┏━━

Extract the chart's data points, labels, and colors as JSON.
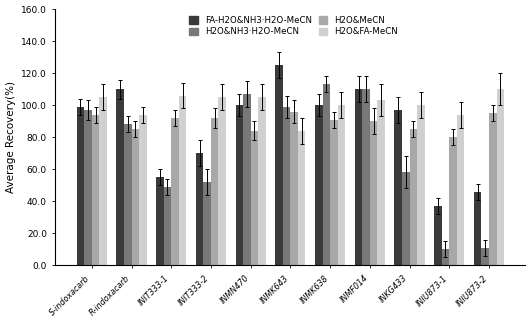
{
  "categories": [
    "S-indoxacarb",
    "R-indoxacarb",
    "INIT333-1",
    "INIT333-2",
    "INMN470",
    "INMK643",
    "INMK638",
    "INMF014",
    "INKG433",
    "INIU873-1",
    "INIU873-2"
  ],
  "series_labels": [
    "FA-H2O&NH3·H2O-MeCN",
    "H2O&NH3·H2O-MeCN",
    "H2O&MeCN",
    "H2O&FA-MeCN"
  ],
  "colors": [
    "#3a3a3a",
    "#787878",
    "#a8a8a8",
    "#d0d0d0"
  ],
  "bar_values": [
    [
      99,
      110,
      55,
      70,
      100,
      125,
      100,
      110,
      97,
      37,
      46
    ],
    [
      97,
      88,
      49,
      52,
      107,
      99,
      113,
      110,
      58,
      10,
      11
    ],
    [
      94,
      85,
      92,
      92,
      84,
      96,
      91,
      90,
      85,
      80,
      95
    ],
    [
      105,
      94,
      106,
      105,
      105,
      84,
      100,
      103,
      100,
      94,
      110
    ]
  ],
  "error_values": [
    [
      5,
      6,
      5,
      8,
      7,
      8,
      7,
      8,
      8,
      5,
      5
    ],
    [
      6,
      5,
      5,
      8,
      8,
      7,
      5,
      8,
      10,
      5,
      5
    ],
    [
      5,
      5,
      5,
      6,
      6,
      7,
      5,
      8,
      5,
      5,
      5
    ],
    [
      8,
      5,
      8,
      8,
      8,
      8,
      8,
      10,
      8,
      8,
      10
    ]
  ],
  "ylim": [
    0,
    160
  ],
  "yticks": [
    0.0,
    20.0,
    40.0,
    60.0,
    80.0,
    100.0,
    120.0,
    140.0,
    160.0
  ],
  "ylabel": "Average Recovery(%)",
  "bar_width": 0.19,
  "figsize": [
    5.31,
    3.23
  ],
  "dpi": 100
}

┗━━
┏━━

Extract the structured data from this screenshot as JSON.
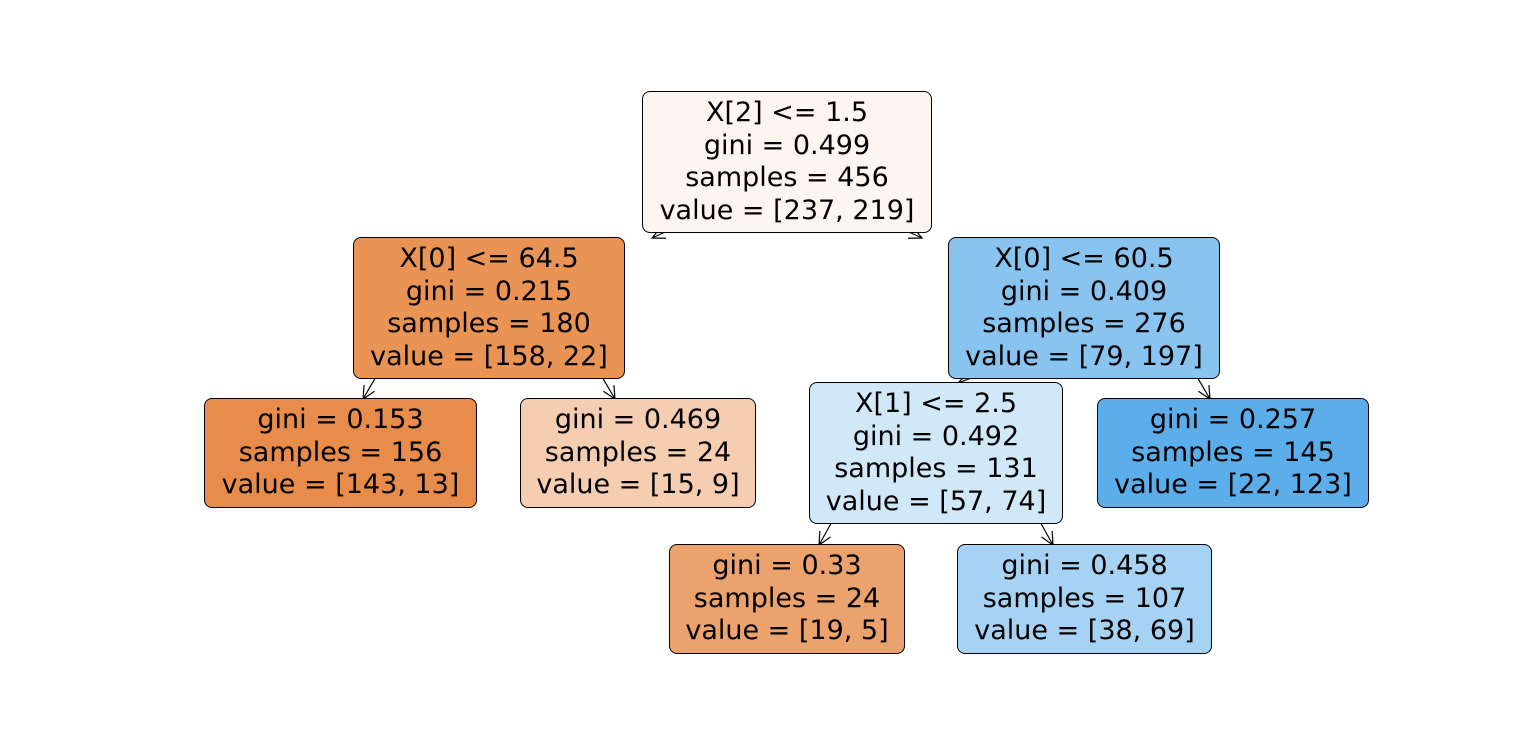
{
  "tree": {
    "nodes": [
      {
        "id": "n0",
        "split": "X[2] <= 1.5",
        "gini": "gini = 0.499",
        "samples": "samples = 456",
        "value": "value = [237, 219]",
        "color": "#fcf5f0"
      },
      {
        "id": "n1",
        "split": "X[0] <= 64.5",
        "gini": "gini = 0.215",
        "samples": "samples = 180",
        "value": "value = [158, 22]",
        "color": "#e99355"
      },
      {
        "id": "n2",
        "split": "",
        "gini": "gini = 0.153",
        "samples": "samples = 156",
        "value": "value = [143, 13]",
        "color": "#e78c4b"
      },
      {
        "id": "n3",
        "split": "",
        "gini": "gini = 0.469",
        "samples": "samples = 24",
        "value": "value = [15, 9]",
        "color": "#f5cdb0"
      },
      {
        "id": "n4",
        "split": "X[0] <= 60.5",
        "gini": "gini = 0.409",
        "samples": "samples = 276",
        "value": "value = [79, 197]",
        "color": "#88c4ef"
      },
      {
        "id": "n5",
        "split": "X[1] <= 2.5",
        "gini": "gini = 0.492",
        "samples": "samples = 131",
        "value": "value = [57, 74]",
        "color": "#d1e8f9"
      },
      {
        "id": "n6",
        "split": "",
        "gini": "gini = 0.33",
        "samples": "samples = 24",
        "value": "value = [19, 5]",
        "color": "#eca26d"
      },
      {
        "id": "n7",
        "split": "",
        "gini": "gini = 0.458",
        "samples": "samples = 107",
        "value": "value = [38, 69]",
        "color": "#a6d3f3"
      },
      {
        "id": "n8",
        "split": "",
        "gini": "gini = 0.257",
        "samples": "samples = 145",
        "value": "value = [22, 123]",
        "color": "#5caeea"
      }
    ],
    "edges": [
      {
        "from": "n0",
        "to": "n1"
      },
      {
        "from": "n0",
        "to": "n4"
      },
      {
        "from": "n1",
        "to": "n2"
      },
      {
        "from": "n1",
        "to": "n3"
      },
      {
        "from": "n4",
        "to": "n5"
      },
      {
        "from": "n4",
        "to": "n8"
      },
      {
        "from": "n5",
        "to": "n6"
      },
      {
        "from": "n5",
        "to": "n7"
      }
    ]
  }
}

┗━━

__EXERCISE AIM__.
For each line of the entries that includes "Extract", show that line.

__THE RESULT__.
Extract the chart's data points, labels, and colors as JSON.
Extract the structured data from this screenshot as JSON.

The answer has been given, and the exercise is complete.